TASK TO COMPLETE
Transcribe the data that follows precisely, omitting nothing.
··· PROVIDED DATA
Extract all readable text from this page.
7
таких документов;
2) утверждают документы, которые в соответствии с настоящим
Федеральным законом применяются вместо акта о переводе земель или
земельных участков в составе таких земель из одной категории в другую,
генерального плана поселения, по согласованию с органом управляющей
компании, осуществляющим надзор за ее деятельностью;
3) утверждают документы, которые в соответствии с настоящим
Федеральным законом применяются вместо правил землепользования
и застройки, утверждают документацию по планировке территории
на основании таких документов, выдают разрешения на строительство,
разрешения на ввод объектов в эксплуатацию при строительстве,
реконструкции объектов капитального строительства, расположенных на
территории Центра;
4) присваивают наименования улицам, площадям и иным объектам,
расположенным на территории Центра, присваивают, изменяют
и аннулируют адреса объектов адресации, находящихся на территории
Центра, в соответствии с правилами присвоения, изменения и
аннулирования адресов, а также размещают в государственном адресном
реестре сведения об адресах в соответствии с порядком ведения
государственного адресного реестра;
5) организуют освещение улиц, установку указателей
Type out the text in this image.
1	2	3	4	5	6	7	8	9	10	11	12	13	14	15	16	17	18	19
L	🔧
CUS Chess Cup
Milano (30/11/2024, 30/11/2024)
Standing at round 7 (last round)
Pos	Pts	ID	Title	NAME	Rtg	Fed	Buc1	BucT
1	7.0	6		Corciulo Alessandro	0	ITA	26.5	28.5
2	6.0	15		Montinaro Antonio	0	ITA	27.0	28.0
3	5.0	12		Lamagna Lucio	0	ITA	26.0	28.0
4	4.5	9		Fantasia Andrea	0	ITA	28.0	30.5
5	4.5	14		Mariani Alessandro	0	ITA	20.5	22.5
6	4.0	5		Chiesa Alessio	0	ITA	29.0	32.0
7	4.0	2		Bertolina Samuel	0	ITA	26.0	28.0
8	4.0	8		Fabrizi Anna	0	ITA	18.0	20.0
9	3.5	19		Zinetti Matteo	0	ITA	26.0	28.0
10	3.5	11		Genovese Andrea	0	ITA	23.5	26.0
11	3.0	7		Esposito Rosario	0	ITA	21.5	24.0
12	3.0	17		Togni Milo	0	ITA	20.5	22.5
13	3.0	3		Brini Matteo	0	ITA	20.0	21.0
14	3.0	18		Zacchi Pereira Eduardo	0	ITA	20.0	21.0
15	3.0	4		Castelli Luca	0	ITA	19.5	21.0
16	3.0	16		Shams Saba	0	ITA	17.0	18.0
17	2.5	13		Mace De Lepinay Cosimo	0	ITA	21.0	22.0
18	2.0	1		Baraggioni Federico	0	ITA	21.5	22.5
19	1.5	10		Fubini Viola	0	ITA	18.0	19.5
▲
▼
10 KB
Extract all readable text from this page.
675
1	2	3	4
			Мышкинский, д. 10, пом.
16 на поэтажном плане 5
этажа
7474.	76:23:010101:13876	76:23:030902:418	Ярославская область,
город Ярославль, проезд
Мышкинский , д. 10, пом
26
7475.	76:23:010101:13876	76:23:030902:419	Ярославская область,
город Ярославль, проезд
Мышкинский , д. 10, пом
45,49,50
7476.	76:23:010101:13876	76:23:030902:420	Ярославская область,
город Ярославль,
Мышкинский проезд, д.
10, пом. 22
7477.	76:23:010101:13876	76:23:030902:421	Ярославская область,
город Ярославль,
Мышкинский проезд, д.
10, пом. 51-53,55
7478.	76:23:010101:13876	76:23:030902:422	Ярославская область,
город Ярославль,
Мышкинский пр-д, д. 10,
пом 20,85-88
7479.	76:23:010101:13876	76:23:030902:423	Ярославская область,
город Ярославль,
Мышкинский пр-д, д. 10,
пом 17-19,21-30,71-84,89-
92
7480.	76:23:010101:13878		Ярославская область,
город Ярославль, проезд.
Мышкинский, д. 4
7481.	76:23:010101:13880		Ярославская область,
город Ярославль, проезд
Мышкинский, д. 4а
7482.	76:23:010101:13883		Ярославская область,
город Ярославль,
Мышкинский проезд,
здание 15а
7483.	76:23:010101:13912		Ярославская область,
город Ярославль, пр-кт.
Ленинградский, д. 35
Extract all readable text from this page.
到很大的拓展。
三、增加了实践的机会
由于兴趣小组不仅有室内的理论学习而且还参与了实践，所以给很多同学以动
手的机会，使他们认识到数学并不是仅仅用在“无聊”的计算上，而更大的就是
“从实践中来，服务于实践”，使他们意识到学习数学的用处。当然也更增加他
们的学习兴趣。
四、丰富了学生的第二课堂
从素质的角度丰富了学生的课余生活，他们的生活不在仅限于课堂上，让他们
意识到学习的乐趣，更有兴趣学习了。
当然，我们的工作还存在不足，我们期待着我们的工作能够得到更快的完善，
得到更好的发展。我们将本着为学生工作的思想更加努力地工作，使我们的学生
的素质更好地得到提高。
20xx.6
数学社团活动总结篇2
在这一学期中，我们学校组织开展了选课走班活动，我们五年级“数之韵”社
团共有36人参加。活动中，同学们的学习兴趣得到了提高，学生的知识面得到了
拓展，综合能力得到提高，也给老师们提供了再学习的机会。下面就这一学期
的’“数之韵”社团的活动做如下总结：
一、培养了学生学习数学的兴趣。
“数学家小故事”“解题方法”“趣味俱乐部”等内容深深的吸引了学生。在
······
SOLVED PROBLEM
Extract all readable text from this page.
7
таких документов;
2) утверждают документы, которые в соответствии с настоящим
Федеральным законом применяются вместо акта о переводе земель или
земельных участков в составе таких земель из одной категории в другую,
генерального плана поселения, по согласованию с органом управляющей
компании, осуществляющим надзор за ее деятельностью;
3) утверждают документы, которые в соответствии с настоящим
Федеральным законом применяются вместо правил землепользования
и застройки, утверждают документацию по планировке территории
на основании таких документов, выдают разрешения на строительство,
разрешения на ввод объектов в эксплуатацию при строительстве,
реконструкции объектов капитального строительства, расположенных на
территории Центра;
4) присваивают наименования улицам, площадям и иным объектам,
расположенным на территории Центра, присваивают, изменяют
и аннулируют адреса объектов адресации, находящихся на территории
Центра, в соответствии с правилами присвоения, изменения и
аннулирования адресов, а также размещают в государственном адресном
реестре сведения об адресах в соответствии с порядком ведения
государственного адресного реестра;
5) организуют освещение улиц, установку указателей
Type out the text in this image.
1	2	3	4	5	6	7	8	9	10	11	12	13	14	15	16	17	18	19
L	🔧
CUS Chess Cup
Milano (30/11/2024, 30/11/2024)
Standing at round 7 (last round)
Pos	Pts	ID	Title	NAME	Rtg	Fed	Buc1	BucT
1	7.0	6		Corciulo Alessandro	0	ITA	26.5	28.5
2	6.0	15		Montinaro Antonio	0	ITA	27.0	28.0
3	5.0	12		Lamagna Lucio	0	ITA	26.0	28.0
4	4.5	9		Fantasia Andrea	0	ITA	28.0	30.5
5	4.5	14		Mariani Alessandro	0	ITA	20.5	22.5
6	4.0	5		Chiesa Alessio	0	ITA	29.0	32.0
7	4.0	2		Bertolina Samuel	0	ITA	26.0	28.0
8	4.0	8		Fabrizi Anna	0	ITA	18.0	20.0
9	3.5	19		Zinetti Matteo	0	ITA	26.0	28.0
10	3.5	11		Genovese Andrea	0	ITA	23.5	26.0
11	3.0	7		Esposito Rosario	0	ITA	21.5	24.0
12	3.0	17		Togni Milo	0	ITA	20.5	22.5
13	3.0	3		Brini Matteo	0	ITA	20.0	21.0
14	3.0	18		Zacchi Pereira Eduardo	0	ITA	20.0	21.0
15	3.0	4		Castelli Luca	0	ITA	19.5	21.0
16	3.0	16		Shams Saba	0	ITA	17.0	18.0
17	2.5	13		Mace De Lepinay Cosimo	0	ITA	21.0	22.0
18	2.0	1		Baraggioni Federico	0	ITA	21.5	22.5
19	1.5	10		Fubini Viola	0	ITA	18.0	19.5
▲
▼
10 KB
Extract all readable text from this page.
675
1	2	3	4
			Мышкинский, д. 10, пом.
16 на поэтажном плане 5
этажа
7474.	76:23:010101:13876	76:23:030902:418	Ярославская область,
город Ярославль, проезд
Мышкинский , д. 10, пом
26
7475.	76:23:010101:13876	76:23:030902:419	Ярославская область,
город Ярославль, проезд
Мышкинский , д. 10, пом
45,49,50
7476.	76:23:010101:13876	76:23:030902:420	Ярославская область,
город Ярославль,
Мышкинский проезд, д.
10, пом. 22
7477.	76:23:010101:13876	76:23:030902:421	Ярославская область,
город Ярославль,
Мышкинский проезд, д.
10, пом. 51-53,55
7478.	76:23:010101:13876	76:23:030902:422	Ярославская область,
город Ярославль,
Мышкинский пр-д, д. 10,
пом 20,85-88
7479.	76:23:010101:13876	76:23:030902:423	Ярославская область,
город Ярославль,
Мышкинский пр-д, д. 10,
пом 17-19,21-30,71-84,89-
92
7480.	76:23:010101:13878		Ярославская область,
город Ярославль, проезд.
Мышкинский, д. 4
7481.	76:23:010101:13880		Ярославская область,
город Ярославль, проезд
Мышкинский, д. 4а
7482.	76:23:010101:13883		Ярославская область,
город Ярославль,
Мышкинский проезд,
здание 15а
7483.	76:23:010101:13912		Ярославская область,
город Ярославль, пр-кт.
Ленинградский, д. 35
Extract all readable text from this page.
到很大的拓展。
三、增加了实践的机会
由于兴趣小组不仅有室内的理论学习而且还参与了实践，所以给很多同学以动
手的机会，使他们认识到数学并不是仅仅用在“无聊”的计算上，而更大的就是
“从实践中来，服务于实践”，使他们意识到学习数学的用处。当然也更增加他
们的学习兴趣。
四、丰富了学生的第二课堂
从素质的角度丰富了学生的课余生活，他们的生活不在仅限于课堂上，让他们
意识到学习的乐趣，更有兴趣学习了。
当然，我们的工作还存在不足，我们期待着我们的工作能够得到更快的完善，
得到更好的发展。我们将本着为学生工作的思想更加努力地工作，使我们的学生
的素质更好地得到提高。
20xx.6
数学社团活动总结篇2
在这一学期中，我们学校组织开展了选课走班活动，我们五年级“数之韵”社
团共有36人参加。活动中，同学们的学习兴趣得到了提高，学生的知识面得到了
拓展，综合能力得到提高，也给老师们提供了再学习的机会。下面就这一学期
的’“数之韵”社团的活动做如下总结：
一、培养了学生学习数学的兴趣。
“数学家小故事”“解题方法”“趣味俱乐部”等内容深深的吸引了学生。在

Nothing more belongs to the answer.